Stated task
Copy every line that mentions the word "的工作中".

Records for this task
====
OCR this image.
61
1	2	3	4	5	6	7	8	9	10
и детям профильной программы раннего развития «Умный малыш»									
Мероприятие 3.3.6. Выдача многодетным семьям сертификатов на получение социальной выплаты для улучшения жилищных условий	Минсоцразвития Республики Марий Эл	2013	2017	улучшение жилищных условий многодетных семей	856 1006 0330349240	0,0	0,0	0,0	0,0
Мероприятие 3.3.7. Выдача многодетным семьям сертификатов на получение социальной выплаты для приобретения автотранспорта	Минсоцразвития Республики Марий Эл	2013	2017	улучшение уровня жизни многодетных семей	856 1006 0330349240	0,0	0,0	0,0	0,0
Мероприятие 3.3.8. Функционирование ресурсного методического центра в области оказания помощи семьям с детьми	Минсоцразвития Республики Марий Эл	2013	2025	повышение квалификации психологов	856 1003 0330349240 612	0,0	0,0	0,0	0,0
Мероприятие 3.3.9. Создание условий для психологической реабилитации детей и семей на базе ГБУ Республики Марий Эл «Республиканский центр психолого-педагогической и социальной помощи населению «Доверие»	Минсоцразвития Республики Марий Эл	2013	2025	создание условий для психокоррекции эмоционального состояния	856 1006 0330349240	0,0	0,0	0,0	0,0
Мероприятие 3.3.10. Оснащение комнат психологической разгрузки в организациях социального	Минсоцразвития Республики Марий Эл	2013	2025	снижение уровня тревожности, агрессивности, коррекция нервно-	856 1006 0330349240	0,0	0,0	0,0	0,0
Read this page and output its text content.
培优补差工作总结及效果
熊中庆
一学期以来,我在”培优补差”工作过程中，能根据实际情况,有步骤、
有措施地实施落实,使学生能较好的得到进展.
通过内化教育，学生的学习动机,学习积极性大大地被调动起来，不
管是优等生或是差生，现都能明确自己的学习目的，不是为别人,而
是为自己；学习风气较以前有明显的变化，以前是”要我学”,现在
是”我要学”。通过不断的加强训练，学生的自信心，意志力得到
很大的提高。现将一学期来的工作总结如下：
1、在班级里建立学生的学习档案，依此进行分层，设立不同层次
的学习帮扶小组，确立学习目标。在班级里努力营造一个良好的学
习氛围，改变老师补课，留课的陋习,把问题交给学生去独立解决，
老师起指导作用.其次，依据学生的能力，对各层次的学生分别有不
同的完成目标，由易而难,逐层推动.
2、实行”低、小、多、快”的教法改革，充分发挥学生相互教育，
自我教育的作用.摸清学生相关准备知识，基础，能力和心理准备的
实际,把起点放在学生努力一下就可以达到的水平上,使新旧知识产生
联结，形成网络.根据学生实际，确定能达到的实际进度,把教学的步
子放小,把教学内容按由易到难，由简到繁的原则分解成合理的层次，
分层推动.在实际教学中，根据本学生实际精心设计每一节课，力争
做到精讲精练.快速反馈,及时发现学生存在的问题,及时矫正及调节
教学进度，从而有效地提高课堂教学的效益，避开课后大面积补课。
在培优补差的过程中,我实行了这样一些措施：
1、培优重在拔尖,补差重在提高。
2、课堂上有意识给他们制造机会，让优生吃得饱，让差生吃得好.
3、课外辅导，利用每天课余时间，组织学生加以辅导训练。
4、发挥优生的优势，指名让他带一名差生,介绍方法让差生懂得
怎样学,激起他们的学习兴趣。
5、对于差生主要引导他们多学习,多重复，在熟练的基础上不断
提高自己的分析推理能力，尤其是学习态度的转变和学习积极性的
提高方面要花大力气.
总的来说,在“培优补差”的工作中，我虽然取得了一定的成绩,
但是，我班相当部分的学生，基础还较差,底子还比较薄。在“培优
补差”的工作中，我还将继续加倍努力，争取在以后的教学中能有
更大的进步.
====
Task output
总的来说,在“培优补差”的工作中，我虽然取得了一定的成绩,
补差”的工作中，我还将继续加倍努力，争取在以后的教学中能有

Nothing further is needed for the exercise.